Short task: Copy the listing below in full and skip every picture.
::: Available data
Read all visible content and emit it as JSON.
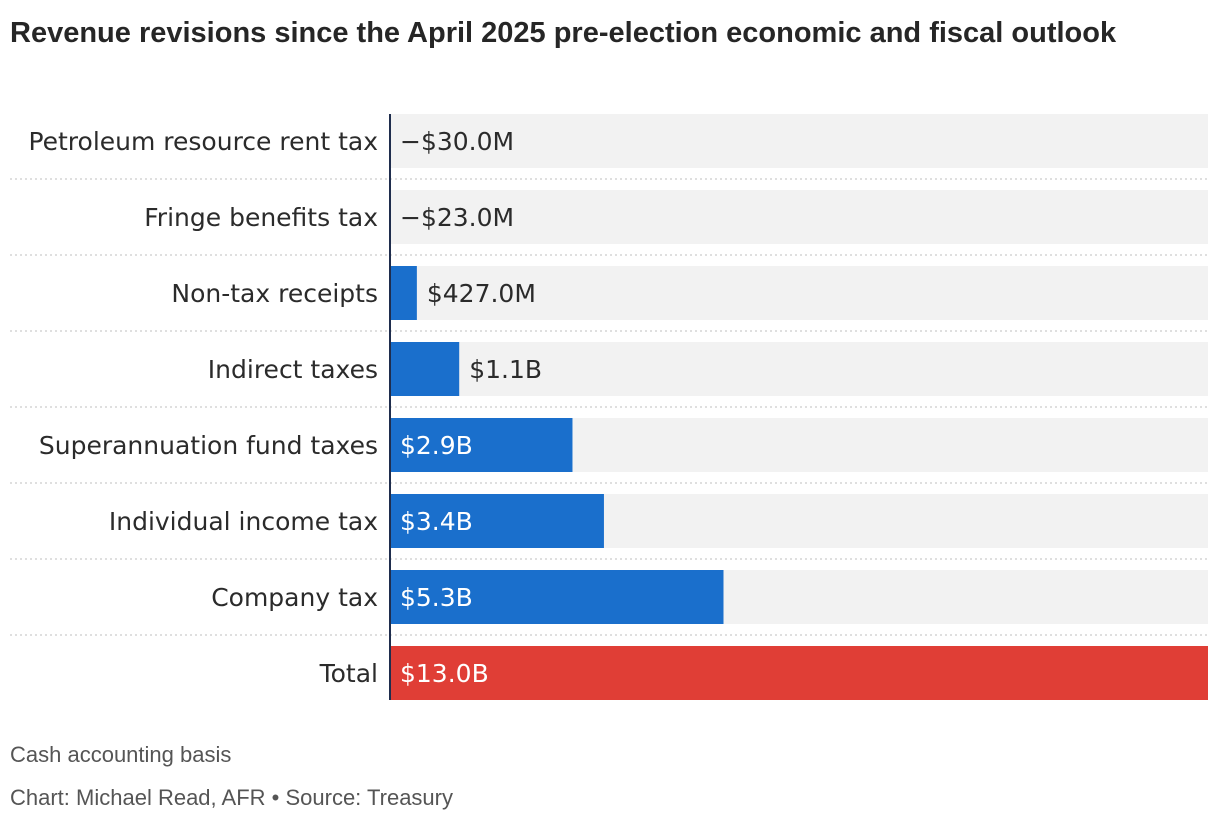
{
  "title": "Revenue revisions since the April 2025 pre-election economic and fiscal outlook",
  "note": "Cash accounting basis",
  "credit": "Chart: Michael Read, AFR • Source: Treasury",
  "colors": {
    "bar": "#1a6fcc",
    "total": "#e03e36",
    "track": "#f2f2f2",
    "axis": "#1f2d4d",
    "divider": "#cccccc",
    "label_dark": "#2b2b2b",
    "label_light": "#ffffff"
  },
  "chart_data": {
    "type": "bar",
    "orientation": "horizontal",
    "unit": "AUD",
    "categories": [
      "Petroleum resource rent tax",
      "Fringe benefits tax",
      "Non-tax receipts",
      "Indirect taxes",
      "Superannuation fund taxes",
      "Individual income tax",
      "Company tax",
      "Total"
    ],
    "values": [
      -30000000,
      -23000000,
      427000000,
      1100000000,
      2900000000,
      3400000000,
      5300000000,
      13000000000
    ],
    "value_labels": [
      "−$30.0M",
      "−$23.0M",
      "$427.0M",
      "$1.1B",
      "$2.9B",
      "$3.4B",
      "$5.3B",
      "$13.0B"
    ],
    "highlight": "Total",
    "xlim": [
      0,
      13000000000
    ],
    "grid": false
  }
}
::::::
Answer for this exercise:
Read all visible content and emit it as JSON.
{
  "title": "Revenue revisions since the April 2025 pre-election economic and fiscal outlook",
  "note": "Cash accounting basis",
  "credit": "Chart: Michael Read, AFR • Source: Treasury",
  "colors": {
    "bar": "#1a6fcc",
    "total": "#e03e36",
    "track": "#f2f2f2",
    "axis": "#1f2d4d",
    "divider": "#cccccc",
    "label_dark": "#2b2b2b",
    "label_light": "#ffffff"
  },
  "chart_data": {
    "type": "bar",
    "orientation": "horizontal",
    "unit": "AUD",
    "categories": [
      "Petroleum resource rent tax",
      "Fringe benefits tax",
      "Non-tax receipts",
      "Indirect taxes",
      "Superannuation fund taxes",
      "Individual income tax",
      "Company tax",
      "Total"
    ],
    "values": [
      -30000000,
      -23000000,
      427000000,
      1100000000,
      2900000000,
      3400000000,
      5300000000,
      13000000000
    ],
    "value_labels": [
      "−$30.0M",
      "−$23.0M",
      "$427.0M",
      "$1.1B",
      "$2.9B",
      "$3.4B",
      "$5.3B",
      "$13.0B"
    ],
    "highlight": "Total",
    "xlim": [
      0,
      13000000000
    ],
    "grid": false
  }
}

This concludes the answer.